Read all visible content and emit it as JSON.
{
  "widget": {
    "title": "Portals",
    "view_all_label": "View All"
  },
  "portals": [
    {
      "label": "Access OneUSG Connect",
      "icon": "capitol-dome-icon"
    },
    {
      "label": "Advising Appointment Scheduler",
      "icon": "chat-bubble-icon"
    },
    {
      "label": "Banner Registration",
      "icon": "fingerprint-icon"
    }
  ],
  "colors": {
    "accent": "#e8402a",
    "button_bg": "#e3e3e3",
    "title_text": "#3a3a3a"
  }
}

- DO THIS -
Every entry should be printed again exactly as it stands.

- ANSWER TO THE PROBLEM -
Read all visible content and emit it as JSON.
{
  "widget": {
    "title": "Portals",
    "view_all_label": "View All"
  },
  "portals": [
    {
      "label": "Access OneUSG Connect",
      "icon": "capitol-dome-icon"
    },
    {
      "label": "Advising Appointment Scheduler",
      "icon": "chat-bubble-icon"
    },
    {
      "label": "Banner Registration",
      "icon": "fingerprint-icon"
    }
  ],
  "colors": {
    "accent": "#e8402a",
    "button_bg": "#e3e3e3",
    "title_text": "#3a3a3a"
  }
}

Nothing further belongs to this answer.